> Supplied records
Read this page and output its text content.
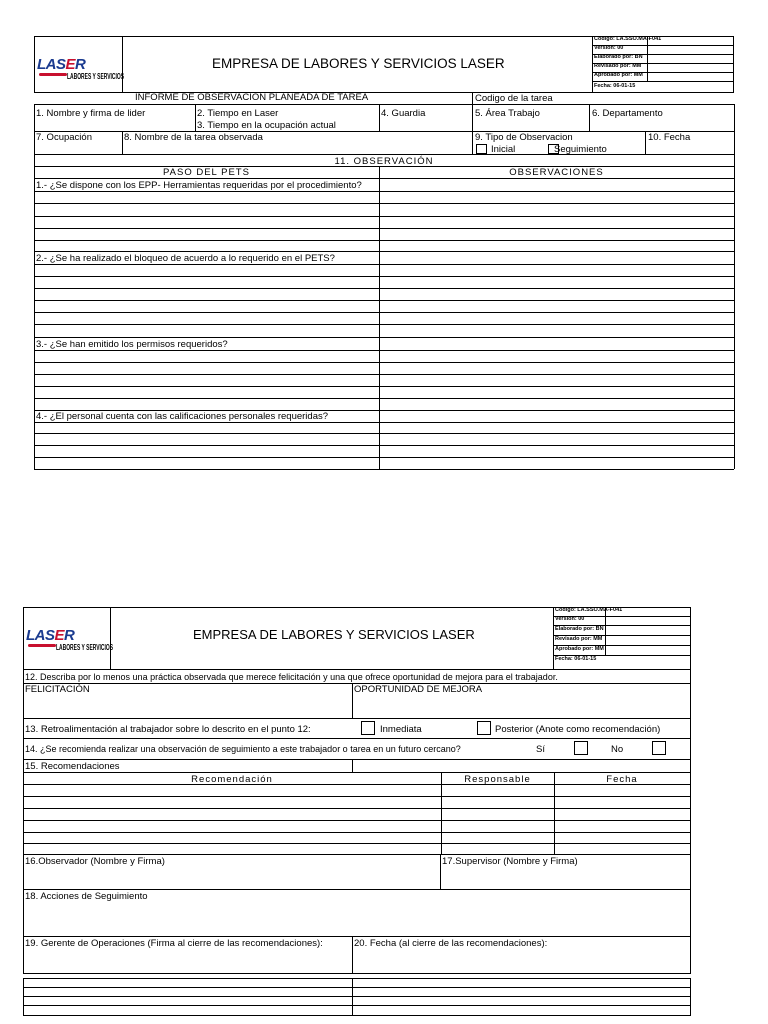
LASER
LABORES Y SERVICIOS
EMPRESA DE LABORES Y SERVICIOS LASER
Codigo: LA.SSO.MA-F041
Version: 00
Elaborado por: BN
Revisado por: MM
Aprobado por: MM
Fecha: 06-01-15
INFORME DE OBSERVACION PLANEADA DE TAREA	Codigo de la tarea
1. Nombre y firma de lider	2. Tiempo en Laser
3. Tiempo en la ocupación actual
4. Guardia	5. Área Trabajo	6. Departamento
7. Ocupación	8. Nombre de la tarea observada	9. Tipo de Observacion	10. Fecha
Inicial	Seguimiento
11. OBSERVACIÓN
PASO DEL PETS	OBSERVACIONES
1.- ¿Se dispone con los EPP- Herramientas requeridas por el procedimiento?
2.- ¿Se ha realizado el bloqueo de acuerdo a lo requerido en el PETS?
3.- ¿Se han emitido los permisos requeridos?
4.- ¿El personal cuenta con las calificaciones personales requeridas?
LASER
LABORES Y SERVICIOS
EMPRESA DE LABORES Y SERVICIOS LASER
Codigo: LA.SSO.MA-F041
Version: 00
Elaborado por: BN
Revisado por: MM
Aprobado por: MM
Fecha: 06-01-15
12. Describa por lo menos una práctica observada que merece felicitación y una que ofrece oportunidad de mejora para el trabajador.
FELICITACIÓN	OPORTUNIDAD DE MEJORA
13. Retroalimentación al trabajador sobre lo descrito en el punto 12:	Inmediata	Posterior (Anote como recomendación)
14. ¿Se recomienda realizar una observación de seguimiento a este trabajador o tarea en un futuro cercano?	Sí	No
15. Recomendaciones
Recomendación	Responsable	Fecha
16.Observador (Nombre y Firma)	17.Supervisor (Nombre y Firma)
18. Acciones de Seguimiento
19. Gerente de Operaciones (Firma al cierre de las recomendaciones):	20. Fecha (al cierre de las recomendaciones):
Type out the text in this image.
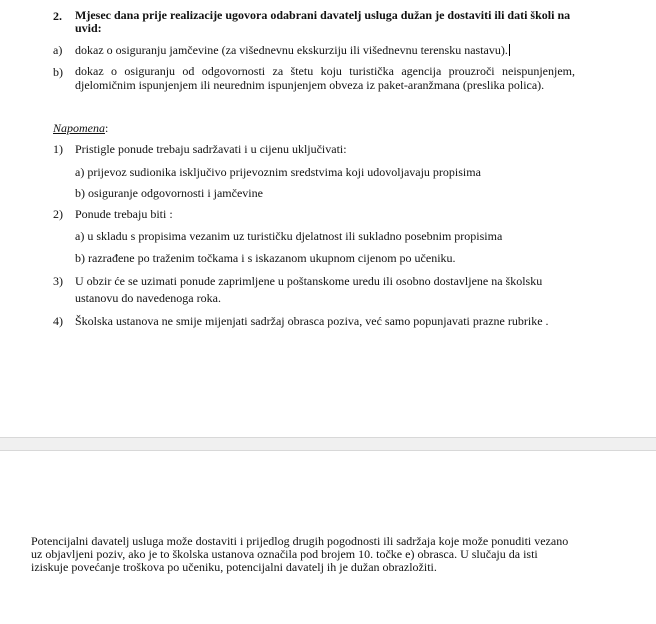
2. Mjesec dana prije realizacije ugovora odabrani davatelj usluga dužan je dostaviti ili dati školi na uvid:
a) dokaz o osiguranju jamčevine (za višednevnu ekskurziju ili višednevnu terensku nastavu).
b) dokaz o osiguranju od odgovornosti za štetu koju turistička agencija prouzroči neispunjenjem, djelomičnim ispunjenjem ili neurednim ispunjenjem obveza iz paket-aranžmana (preslika polica).
Napomena:
1) Pristigle ponude trebaju sadržavati i u cijenu uključivati:
a) prijevoz sudionika isključivo prijevoznim sredstvima koji udovoljavaju propisima
b) osiguranje odgovornosti i jamčevine
2) Ponude trebaju biti :
a) u skladu s propisima vezanim uz turističku djelatnost ili sukladno posebnim propisima
b) razrađene po traženim točkama i s iskazanom ukupnom cijenom po učeniku.
3) U obzir će se uzimati ponude zaprimljene u poštanskome uredu ili osobno dostavljene na školsku ustanovu do navedenoga roka.
4) Školska ustanova ne smije mijenjati sadržaj obrasca poziva, već samo popunjavati prazne rubrike .
Potencijalni davatelj usluga može dostaviti i prijedlog drugih pogodnosti ili sadržaja koje može ponuditi vezano uz objavljeni poziv, ako je to školska ustanova označila pod brojem 10. točke e) obrasca. U slučaju da isti iziskuje povećanje troškova po učeniku, potencijalni davatelj ih je dužan obrazložiti.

> What to work on
Copy each line of the listing in which the word "requeridas" can be found.

> Exercise result
1.- ¿Se dispone con los EPP- Herramientas requeridas por el procedimiento?
4.- ¿El personal cuenta con las calificaciones personales requeridas?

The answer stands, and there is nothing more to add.